Aim of the task >> Tally the lines containing "Store" and report the number alone.

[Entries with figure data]

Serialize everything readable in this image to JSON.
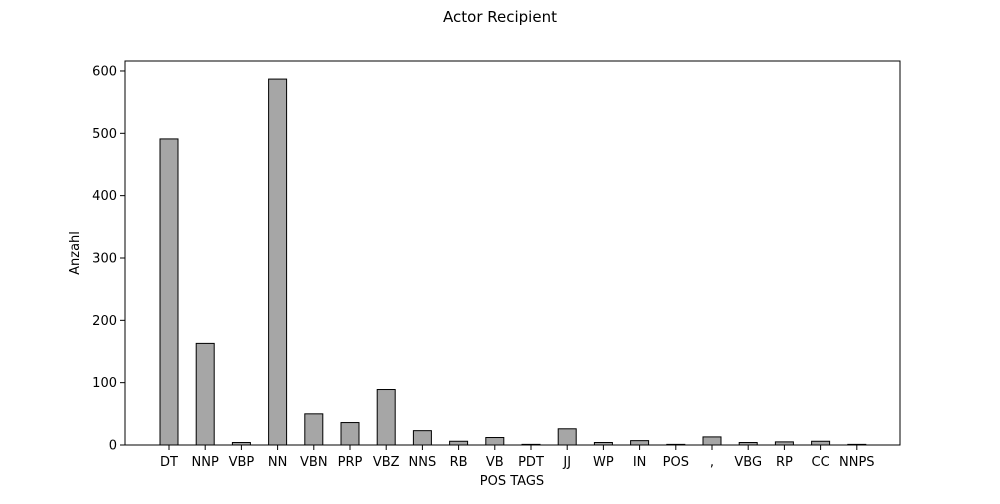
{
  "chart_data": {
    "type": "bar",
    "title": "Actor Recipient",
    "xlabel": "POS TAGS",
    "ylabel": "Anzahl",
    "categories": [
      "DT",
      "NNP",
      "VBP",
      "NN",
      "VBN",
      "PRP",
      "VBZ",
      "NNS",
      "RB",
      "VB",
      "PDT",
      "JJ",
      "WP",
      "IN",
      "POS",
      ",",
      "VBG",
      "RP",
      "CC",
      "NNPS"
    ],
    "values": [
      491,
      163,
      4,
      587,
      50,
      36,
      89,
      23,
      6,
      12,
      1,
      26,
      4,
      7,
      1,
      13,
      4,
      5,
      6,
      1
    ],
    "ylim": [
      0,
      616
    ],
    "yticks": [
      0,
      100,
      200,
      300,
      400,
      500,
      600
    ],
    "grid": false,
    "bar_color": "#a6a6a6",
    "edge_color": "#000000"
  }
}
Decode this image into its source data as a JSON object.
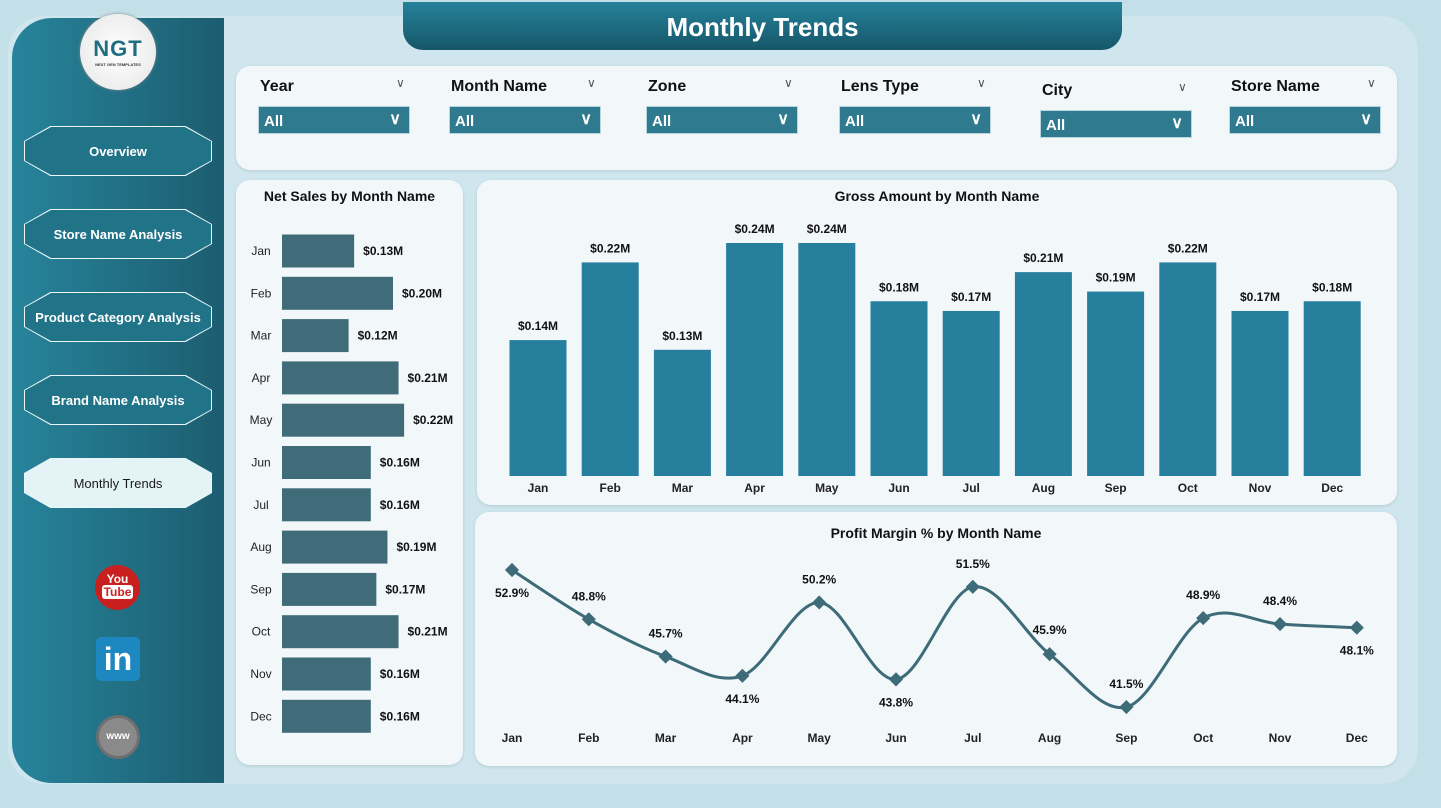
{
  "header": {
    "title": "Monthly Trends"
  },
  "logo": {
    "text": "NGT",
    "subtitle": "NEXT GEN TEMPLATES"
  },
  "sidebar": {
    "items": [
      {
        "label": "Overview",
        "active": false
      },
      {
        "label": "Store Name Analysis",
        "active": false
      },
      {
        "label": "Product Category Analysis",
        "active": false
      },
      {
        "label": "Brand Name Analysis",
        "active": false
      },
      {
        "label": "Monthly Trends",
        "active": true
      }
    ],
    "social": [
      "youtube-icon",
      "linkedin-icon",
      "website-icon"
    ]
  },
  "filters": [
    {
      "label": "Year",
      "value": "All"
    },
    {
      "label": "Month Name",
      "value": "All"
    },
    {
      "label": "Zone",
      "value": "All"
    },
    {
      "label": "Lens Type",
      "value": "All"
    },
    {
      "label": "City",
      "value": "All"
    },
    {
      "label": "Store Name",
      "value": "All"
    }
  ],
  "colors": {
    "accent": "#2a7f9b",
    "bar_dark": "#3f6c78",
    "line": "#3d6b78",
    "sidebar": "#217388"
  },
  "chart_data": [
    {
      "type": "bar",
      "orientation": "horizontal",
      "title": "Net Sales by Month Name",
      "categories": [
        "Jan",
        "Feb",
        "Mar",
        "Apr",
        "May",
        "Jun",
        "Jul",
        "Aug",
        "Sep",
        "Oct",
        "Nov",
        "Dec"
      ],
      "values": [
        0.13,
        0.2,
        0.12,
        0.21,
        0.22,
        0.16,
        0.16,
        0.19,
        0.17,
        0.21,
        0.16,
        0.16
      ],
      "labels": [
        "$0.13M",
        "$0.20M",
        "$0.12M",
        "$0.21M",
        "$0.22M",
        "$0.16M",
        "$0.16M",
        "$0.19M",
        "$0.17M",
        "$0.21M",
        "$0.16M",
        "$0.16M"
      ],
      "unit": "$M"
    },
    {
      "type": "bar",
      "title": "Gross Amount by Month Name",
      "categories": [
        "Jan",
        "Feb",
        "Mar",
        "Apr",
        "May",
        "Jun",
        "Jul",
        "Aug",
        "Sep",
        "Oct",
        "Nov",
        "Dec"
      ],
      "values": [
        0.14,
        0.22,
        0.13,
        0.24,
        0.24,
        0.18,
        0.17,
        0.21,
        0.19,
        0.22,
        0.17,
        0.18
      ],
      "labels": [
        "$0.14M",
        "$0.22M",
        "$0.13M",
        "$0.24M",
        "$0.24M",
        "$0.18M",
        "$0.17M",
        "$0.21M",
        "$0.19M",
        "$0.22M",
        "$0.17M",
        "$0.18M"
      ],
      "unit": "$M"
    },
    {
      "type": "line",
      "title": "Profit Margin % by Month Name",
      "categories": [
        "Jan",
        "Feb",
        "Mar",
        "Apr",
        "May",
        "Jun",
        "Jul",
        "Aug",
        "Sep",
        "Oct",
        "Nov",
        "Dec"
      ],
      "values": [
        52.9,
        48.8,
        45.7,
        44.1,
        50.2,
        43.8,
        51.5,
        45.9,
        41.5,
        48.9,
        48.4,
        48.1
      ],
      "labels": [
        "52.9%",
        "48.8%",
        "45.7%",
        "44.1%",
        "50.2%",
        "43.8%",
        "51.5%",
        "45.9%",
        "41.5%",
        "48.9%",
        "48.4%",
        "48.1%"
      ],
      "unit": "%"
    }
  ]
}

Final answer >> 2